▸ Data for processing
_ _ _

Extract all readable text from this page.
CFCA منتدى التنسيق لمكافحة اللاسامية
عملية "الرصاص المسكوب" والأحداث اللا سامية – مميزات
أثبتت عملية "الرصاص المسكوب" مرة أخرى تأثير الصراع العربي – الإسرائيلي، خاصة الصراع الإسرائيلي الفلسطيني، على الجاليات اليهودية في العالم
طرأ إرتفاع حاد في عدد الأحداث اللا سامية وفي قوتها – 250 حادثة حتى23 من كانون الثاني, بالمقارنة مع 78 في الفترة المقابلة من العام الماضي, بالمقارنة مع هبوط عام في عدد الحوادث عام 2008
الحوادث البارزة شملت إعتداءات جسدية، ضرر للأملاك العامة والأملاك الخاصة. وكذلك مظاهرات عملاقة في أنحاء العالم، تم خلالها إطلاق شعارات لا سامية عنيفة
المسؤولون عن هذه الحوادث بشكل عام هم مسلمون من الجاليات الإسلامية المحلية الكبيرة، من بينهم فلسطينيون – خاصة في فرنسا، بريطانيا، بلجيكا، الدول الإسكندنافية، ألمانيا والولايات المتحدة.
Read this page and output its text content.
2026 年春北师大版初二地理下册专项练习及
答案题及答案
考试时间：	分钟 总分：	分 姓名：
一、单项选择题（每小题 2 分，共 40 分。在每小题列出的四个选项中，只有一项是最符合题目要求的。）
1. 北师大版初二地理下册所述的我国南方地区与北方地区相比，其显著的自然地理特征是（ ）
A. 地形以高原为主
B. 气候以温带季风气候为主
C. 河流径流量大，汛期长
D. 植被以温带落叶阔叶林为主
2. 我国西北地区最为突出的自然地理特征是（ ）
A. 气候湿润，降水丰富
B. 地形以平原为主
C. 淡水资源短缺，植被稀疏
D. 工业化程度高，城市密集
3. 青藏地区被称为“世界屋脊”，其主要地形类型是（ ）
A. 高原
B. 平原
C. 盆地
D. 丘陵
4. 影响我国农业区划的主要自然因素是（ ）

_ _ _

▸ Written instruction
Write out every entry verbatim.

▸ Response for this exercise
Extract all readable text from this page.
CFCA منتدى التنسيق لمكافحة اللاسامية
عملية "الرصاص المسكوب" والأحداث اللا سامية – مميزات
أثبتت عملية "الرصاص المسكوب" مرة أخرى تأثير الصراع العربي – الإسرائيلي، خاصة الصراع الإسرائيلي الفلسطيني، على الجاليات اليهودية في العالم
طرأ إرتفاع حاد في عدد الأحداث اللا سامية وفي قوتها – 250 حادثة حتى23 من كانون الثاني, بالمقارنة مع 78 في الفترة المقابلة من العام الماضي, بالمقارنة مع هبوط عام في عدد الحوادث عام 2008
الحوادث البارزة شملت إعتداءات جسدية، ضرر للأملاك العامة والأملاك الخاصة. وكذلك مظاهرات عملاقة في أنحاء العالم، تم خلالها إطلاق شعارات لا سامية عنيفة
المسؤولون عن هذه الحوادث بشكل عام هم مسلمون من الجاليات الإسلامية المحلية الكبيرة، من بينهم فلسطينيون – خاصة في فرنسا، بريطانيا، بلجيكا، الدول الإسكندنافية، ألمانيا والولايات المتحدة.
Read this page and output its text content.
2026 年春北师大版初二地理下册专项练习及
答案题及答案
考试时间：	分钟 总分：	分 姓名：
一、单项选择题（每小题 2 分，共 40 分。在每小题列出的四个选项中，只有一项是最符合题目要求的。）
1. 北师大版初二地理下册所述的我国南方地区与北方地区相比，其显著的自然地理特征是（ ）
A. 地形以高原为主
B. 气候以温带季风气候为主
C. 河流径流量大，汛期长
D. 植被以温带落叶阔叶林为主
2. 我国西北地区最为突出的自然地理特征是（ ）
A. 气候湿润，降水丰富
B. 地形以平原为主
C. 淡水资源短缺，植被稀疏
D. 工业化程度高，城市密集
3. 青藏地区被称为“世界屋脊”，其主要地形类型是（ ）
A. 高原
B. 平原
C. 盆地
D. 丘陵
4. 影响我国农业区划的主要自然因素是（ ）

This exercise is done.